SHORT TASK: Go over the entries below line by line, copying each one that contains the word "diamond".

SUPPLIED MATERIAL:
>>>>>
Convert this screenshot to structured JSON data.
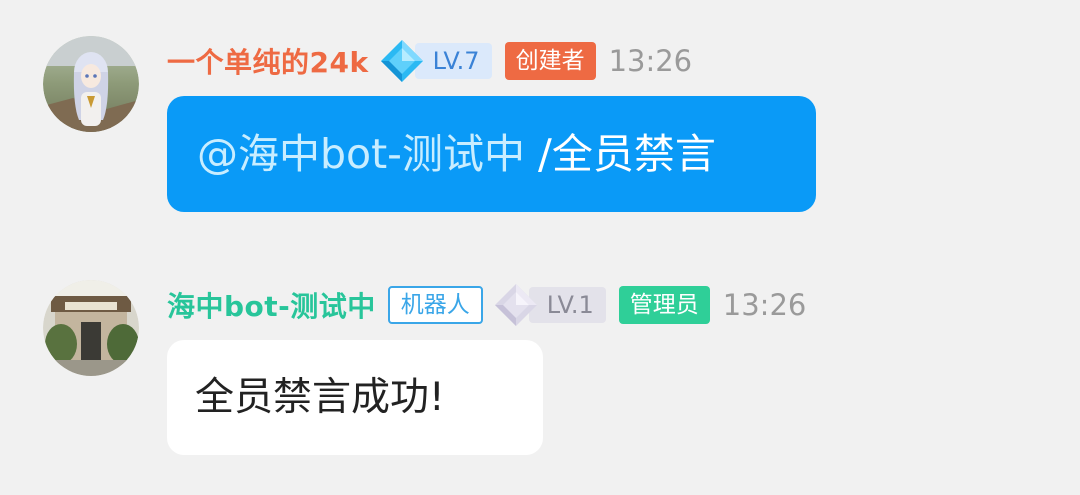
{
  "messages": [
    {
      "sender": "一个单纯的24k",
      "level": "LV.7",
      "role": "创建者",
      "time": "13:26",
      "mention": "@海中bot-测试中",
      "text": " /全员禁言"
    },
    {
      "sender": "海中bot-测试中",
      "tag": "机器人",
      "level": "LV.1",
      "role": "管理员",
      "time": "13:26",
      "text": "全员禁言成功!"
    }
  ],
  "colors": {
    "creator_name": "#ee6a43",
    "creator_badge": "#ee6a43",
    "bot_name": "#28c59a",
    "admin_badge": "#2fcf98",
    "bot_tag": "#3aa6e8",
    "outgoing_bubble": "#0a9af7",
    "mention_text": "#c8edff",
    "timestamp": "#9a9a9a",
    "background": "#f1f1f1"
  },
  "icons": {
    "level_7": "blue-diamond-icon",
    "level_1": "gray-diamond-icon"
  }
}
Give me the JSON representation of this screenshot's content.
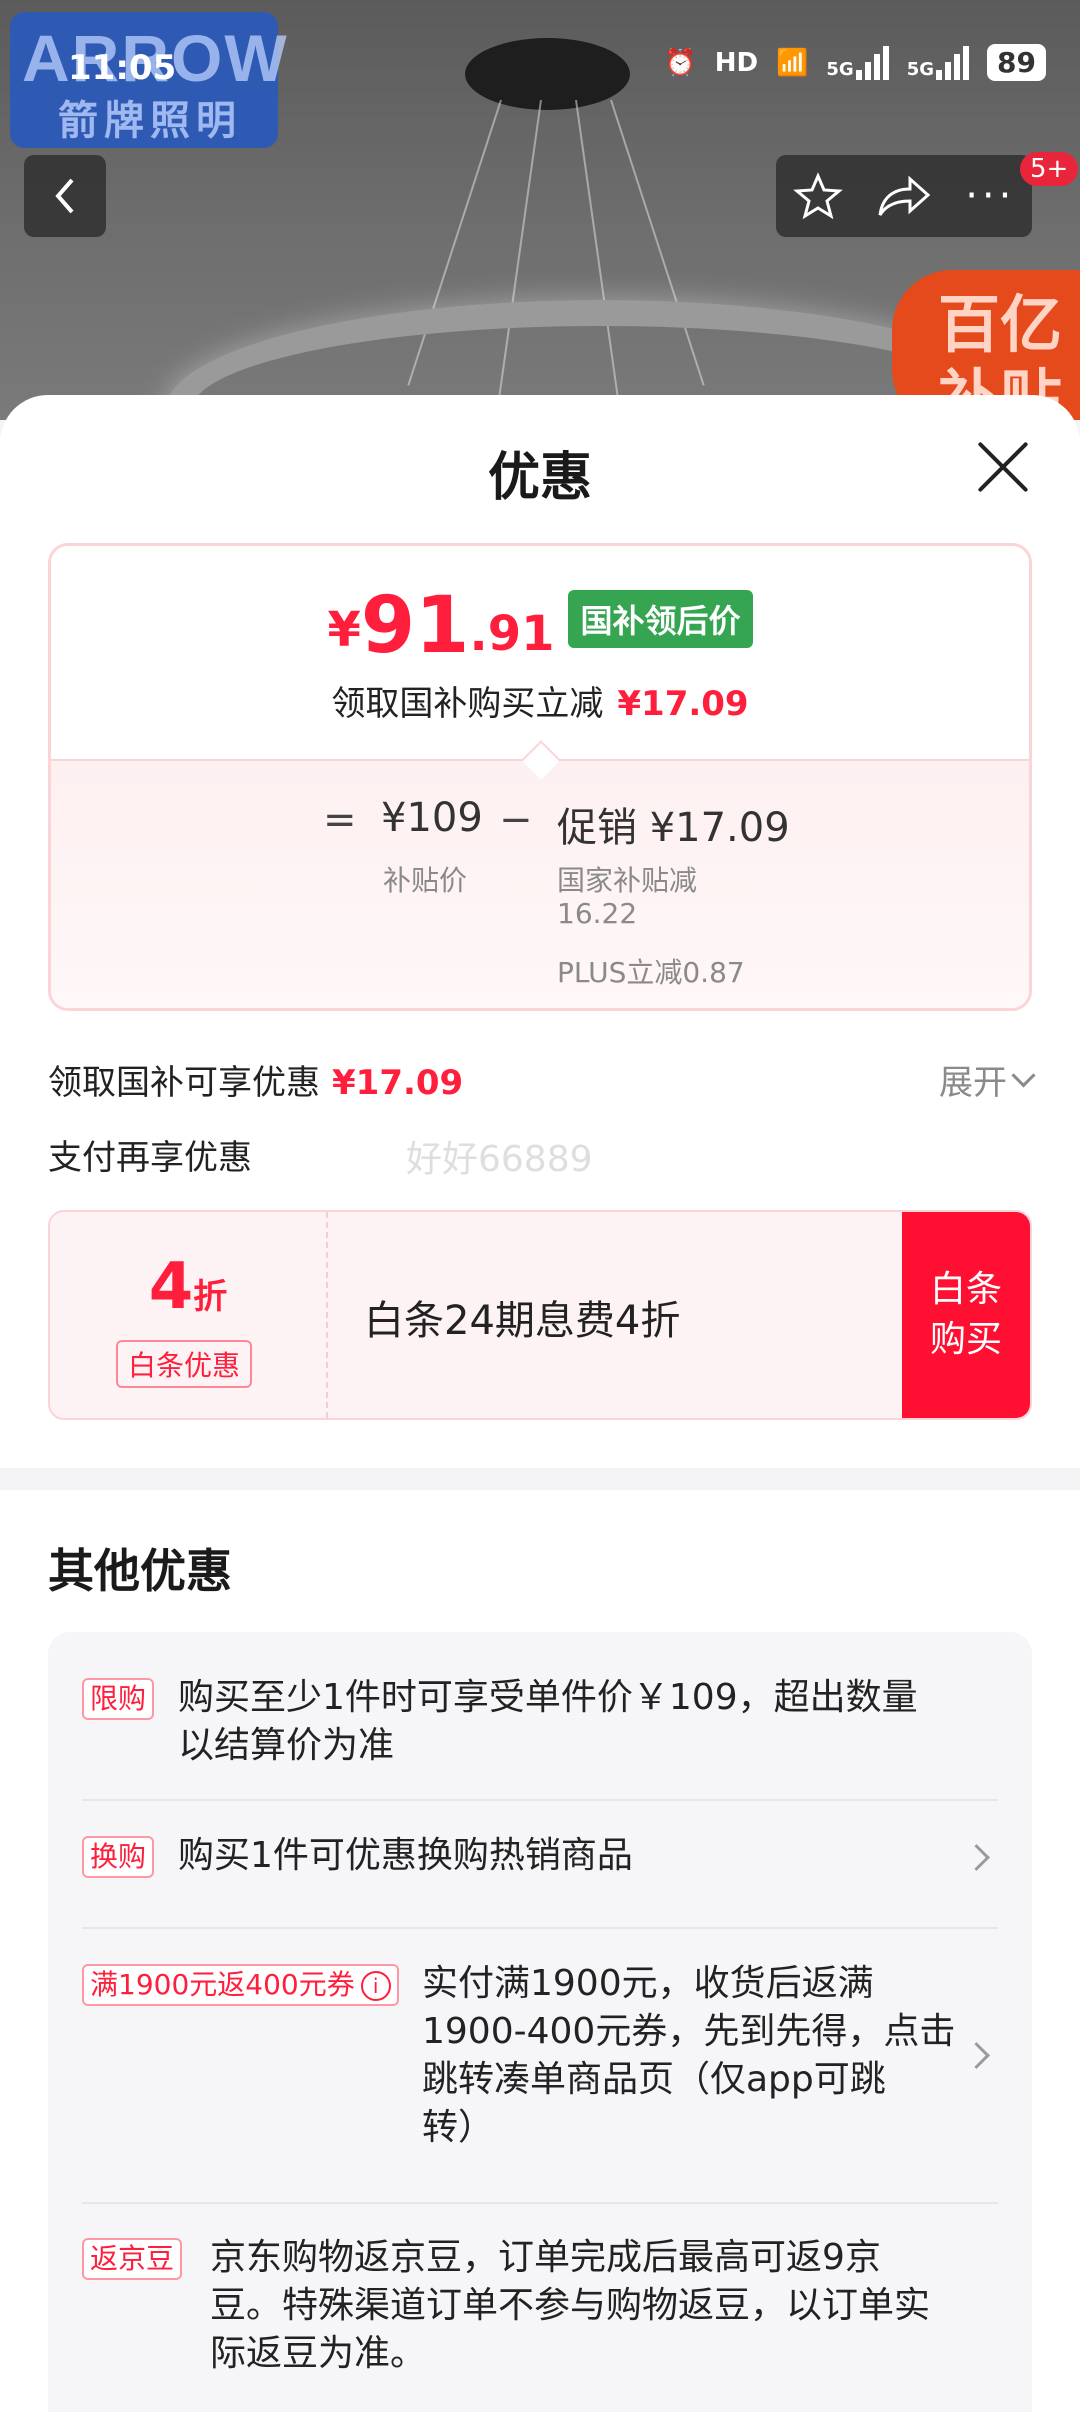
{
  "status": {
    "time": "11:05",
    "battery": "89",
    "net1": "5G",
    "net2": "5G",
    "hd": "HD"
  },
  "brand": {
    "en": "ARROW",
    "cn": "箭牌照明"
  },
  "header": {
    "cart_badge": "5+",
    "subsidy_tag": "百亿补贴"
  },
  "sheet": {
    "title": "优惠"
  },
  "price": {
    "currency": "¥",
    "integer": "91",
    "decimal": ".91",
    "badge": "国补领后价",
    "sub_text": "领取国补购买立减",
    "sub_amount": "¥17.09",
    "eq": "=",
    "minus": "−",
    "base_value": "¥109",
    "base_label": "补贴价",
    "promo_value": "促销 ¥17.09",
    "promo_line1": "国家补贴减",
    "promo_line2": "16.22",
    "promo_line3": "PLUS立减0.87"
  },
  "subsidy": {
    "label": "领取国补可享优惠",
    "amount": "¥17.09",
    "expand": "展开"
  },
  "pay": {
    "title": "支付再享优惠",
    "watermark": "好好66889"
  },
  "baitiao": {
    "discount_num": "4",
    "discount_unit": "折",
    "tag": "白条优惠",
    "desc": "白条24期息费4折",
    "btn_line1": "白条",
    "btn_line2": "购买"
  },
  "other": {
    "title": "其他优惠",
    "items": [
      {
        "tag": "限购",
        "text1": "购买至少1件时可享受单件价￥109，超出数量",
        "text2": "以结算价为准"
      },
      {
        "tag": "换购",
        "text1": "购买1件可优惠换购热销商品"
      },
      {
        "tag": "满1900元返400元券",
        "info": "i",
        "text1": "实付满1900元，收货后返满",
        "text2": "1900-400元券，先到先得，点击",
        "text3": "跳转凑单商品页（仅app可跳",
        "text4": "转）"
      },
      {
        "tag": "返京豆",
        "text1": "京东购物返京豆，订单完成后最高可返9京",
        "text2": "豆。特殊渠道订单不参与购物返豆，以订单实",
        "text3": "际返豆为准。"
      }
    ]
  }
}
<<<<<
RESULT:
    "level_7": "blue-diamond-icon",
    "level_1": "gray-diamond-icon"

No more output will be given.